In the data below, find each line containing the string "type" and return it.

Dataset rows:
[start]

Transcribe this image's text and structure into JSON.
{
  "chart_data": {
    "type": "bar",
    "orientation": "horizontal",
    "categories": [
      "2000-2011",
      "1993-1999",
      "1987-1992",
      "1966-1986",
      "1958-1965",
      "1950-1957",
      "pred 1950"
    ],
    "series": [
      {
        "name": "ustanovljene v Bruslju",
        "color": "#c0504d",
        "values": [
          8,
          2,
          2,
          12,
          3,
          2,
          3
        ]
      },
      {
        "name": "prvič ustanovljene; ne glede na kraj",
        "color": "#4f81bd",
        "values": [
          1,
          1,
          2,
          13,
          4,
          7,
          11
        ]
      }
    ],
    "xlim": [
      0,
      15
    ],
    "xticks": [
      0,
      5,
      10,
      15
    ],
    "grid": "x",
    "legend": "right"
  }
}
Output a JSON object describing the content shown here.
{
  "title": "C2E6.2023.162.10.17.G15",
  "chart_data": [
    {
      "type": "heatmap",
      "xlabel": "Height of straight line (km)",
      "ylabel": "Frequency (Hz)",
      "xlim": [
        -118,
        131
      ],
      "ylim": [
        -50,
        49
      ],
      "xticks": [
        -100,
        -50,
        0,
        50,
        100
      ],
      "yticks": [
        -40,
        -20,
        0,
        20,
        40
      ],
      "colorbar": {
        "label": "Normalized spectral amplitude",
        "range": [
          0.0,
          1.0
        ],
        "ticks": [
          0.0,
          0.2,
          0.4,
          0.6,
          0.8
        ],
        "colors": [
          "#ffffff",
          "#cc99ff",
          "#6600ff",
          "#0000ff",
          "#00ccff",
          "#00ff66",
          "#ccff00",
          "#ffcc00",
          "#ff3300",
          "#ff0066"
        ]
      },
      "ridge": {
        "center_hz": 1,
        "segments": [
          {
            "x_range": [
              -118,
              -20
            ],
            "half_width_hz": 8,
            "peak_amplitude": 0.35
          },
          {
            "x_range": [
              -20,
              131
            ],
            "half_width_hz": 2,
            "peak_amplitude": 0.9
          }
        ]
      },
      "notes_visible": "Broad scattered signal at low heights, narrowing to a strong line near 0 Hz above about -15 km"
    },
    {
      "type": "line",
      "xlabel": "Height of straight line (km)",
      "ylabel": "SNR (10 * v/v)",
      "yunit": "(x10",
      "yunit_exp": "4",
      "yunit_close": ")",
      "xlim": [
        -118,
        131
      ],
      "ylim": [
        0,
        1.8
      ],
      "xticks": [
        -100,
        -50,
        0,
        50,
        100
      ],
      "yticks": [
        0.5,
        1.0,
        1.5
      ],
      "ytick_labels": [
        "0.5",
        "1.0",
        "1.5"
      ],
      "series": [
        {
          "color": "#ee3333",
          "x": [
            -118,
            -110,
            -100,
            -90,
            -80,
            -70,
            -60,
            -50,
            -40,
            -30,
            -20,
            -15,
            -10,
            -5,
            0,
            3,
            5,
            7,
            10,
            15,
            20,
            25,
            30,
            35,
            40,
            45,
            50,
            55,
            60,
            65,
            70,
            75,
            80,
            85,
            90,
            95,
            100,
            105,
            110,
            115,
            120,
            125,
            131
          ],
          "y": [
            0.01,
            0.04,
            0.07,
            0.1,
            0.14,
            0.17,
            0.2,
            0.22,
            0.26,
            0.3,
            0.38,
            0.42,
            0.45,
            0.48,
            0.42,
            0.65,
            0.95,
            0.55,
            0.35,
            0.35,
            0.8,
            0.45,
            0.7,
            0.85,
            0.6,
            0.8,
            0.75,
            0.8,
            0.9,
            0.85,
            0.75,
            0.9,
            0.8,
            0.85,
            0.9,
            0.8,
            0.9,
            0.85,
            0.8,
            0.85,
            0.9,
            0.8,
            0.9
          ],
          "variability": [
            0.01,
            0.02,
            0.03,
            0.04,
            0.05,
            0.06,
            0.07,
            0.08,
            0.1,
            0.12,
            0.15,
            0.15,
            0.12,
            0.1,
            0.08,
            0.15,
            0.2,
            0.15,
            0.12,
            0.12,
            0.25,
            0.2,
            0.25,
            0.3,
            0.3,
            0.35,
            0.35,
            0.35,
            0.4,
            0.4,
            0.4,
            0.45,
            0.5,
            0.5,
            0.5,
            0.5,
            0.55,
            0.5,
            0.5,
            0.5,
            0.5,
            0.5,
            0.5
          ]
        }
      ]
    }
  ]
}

[end]
[start]

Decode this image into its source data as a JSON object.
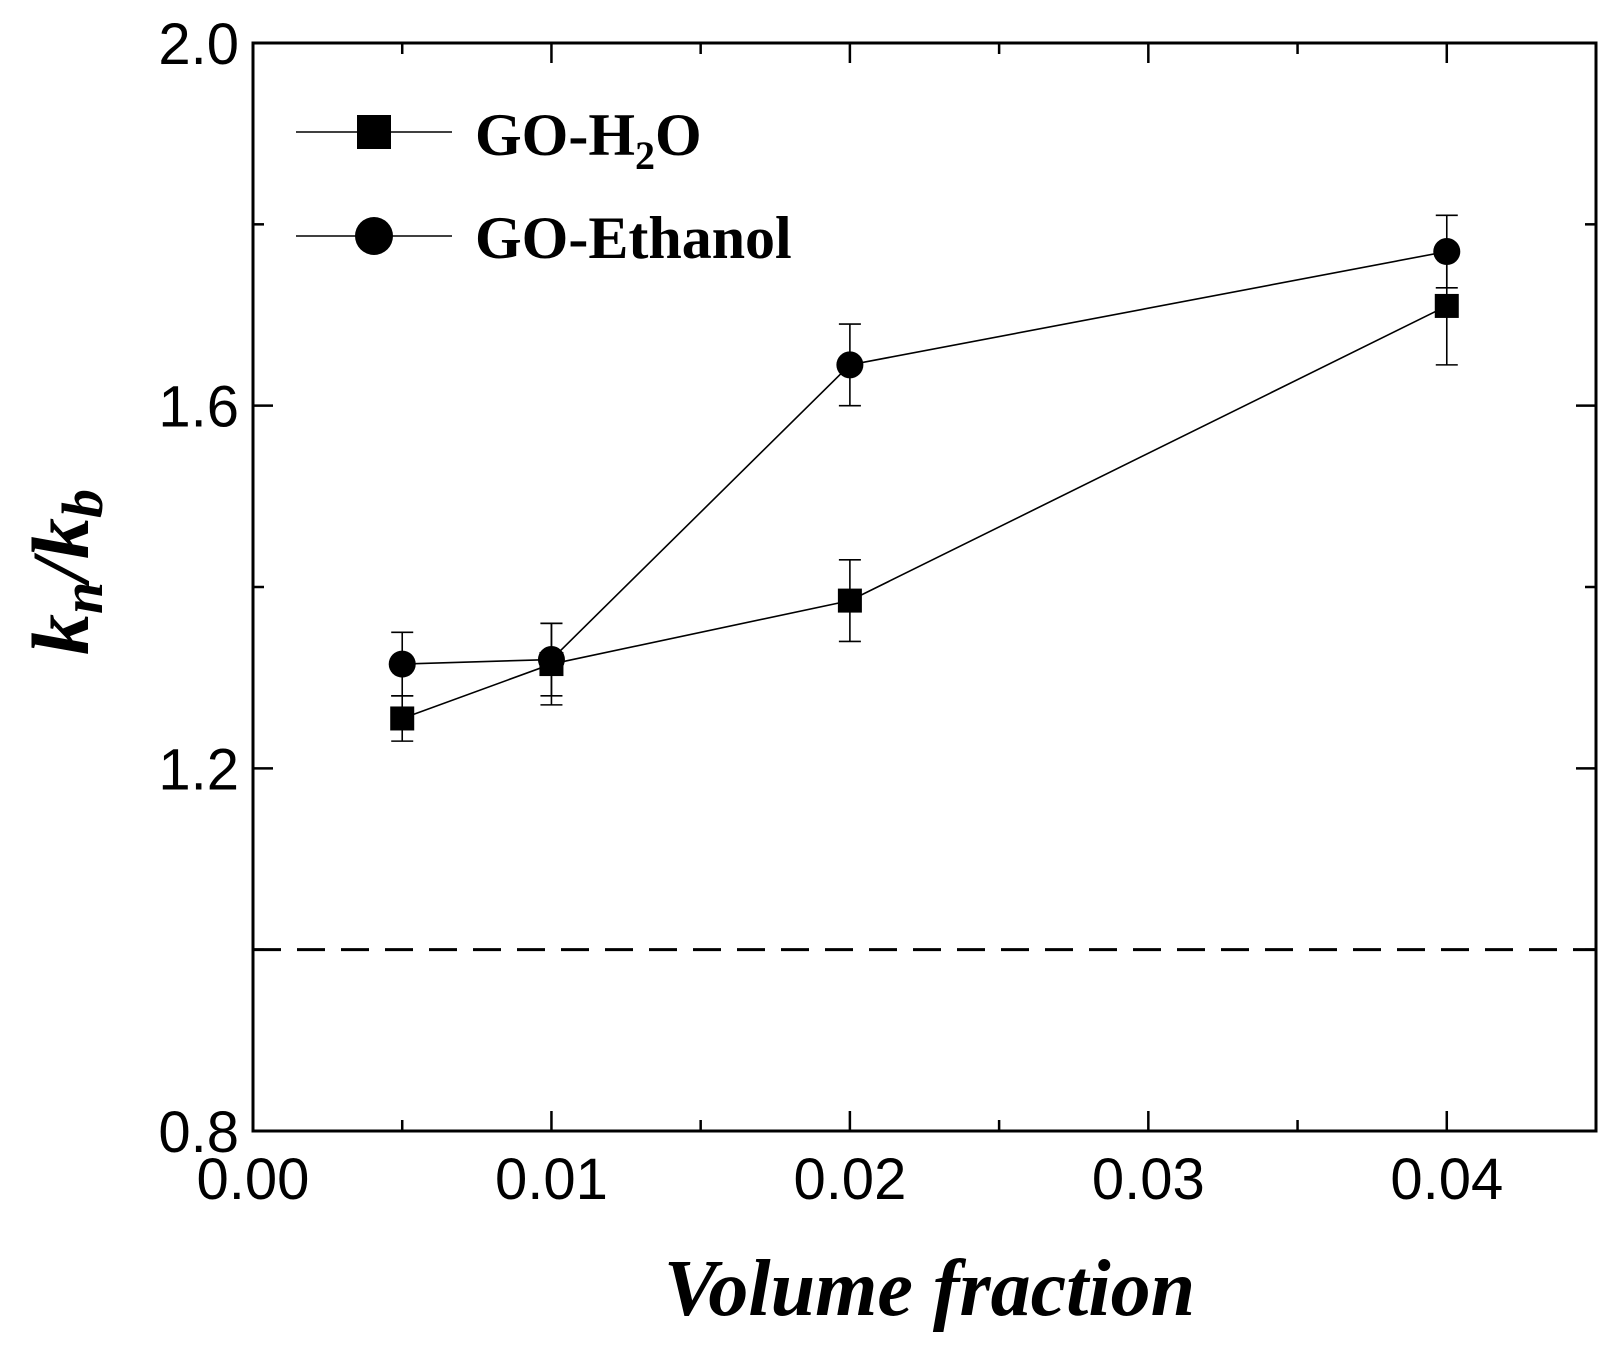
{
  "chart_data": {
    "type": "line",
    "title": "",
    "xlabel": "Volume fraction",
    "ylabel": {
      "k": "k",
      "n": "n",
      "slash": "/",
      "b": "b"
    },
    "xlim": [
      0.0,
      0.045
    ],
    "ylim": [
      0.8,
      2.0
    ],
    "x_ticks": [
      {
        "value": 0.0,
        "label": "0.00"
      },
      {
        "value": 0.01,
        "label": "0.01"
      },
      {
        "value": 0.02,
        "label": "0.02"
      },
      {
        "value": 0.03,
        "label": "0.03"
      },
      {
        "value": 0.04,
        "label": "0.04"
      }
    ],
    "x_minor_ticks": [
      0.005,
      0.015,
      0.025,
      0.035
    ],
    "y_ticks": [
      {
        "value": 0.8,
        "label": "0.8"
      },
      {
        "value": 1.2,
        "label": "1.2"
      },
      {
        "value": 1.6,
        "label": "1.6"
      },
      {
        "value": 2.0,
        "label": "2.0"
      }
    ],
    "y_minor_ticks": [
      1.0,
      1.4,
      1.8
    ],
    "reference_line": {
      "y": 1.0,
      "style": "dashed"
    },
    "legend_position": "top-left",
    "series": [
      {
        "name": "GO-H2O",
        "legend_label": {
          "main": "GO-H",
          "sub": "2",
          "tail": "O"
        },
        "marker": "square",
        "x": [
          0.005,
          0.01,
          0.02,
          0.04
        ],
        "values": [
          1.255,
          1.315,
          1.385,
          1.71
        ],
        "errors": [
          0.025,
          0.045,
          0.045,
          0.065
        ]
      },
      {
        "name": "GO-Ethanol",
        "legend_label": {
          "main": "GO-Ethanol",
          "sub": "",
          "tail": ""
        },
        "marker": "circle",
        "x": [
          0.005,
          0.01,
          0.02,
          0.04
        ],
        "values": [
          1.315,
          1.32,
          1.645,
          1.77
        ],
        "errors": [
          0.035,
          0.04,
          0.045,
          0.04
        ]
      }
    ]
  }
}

[end]

▶ **ANSWER TO THE PROBLEM**
    "type": "bar",
      "type": "heatmap",
      "type": "line",
    "type": "line",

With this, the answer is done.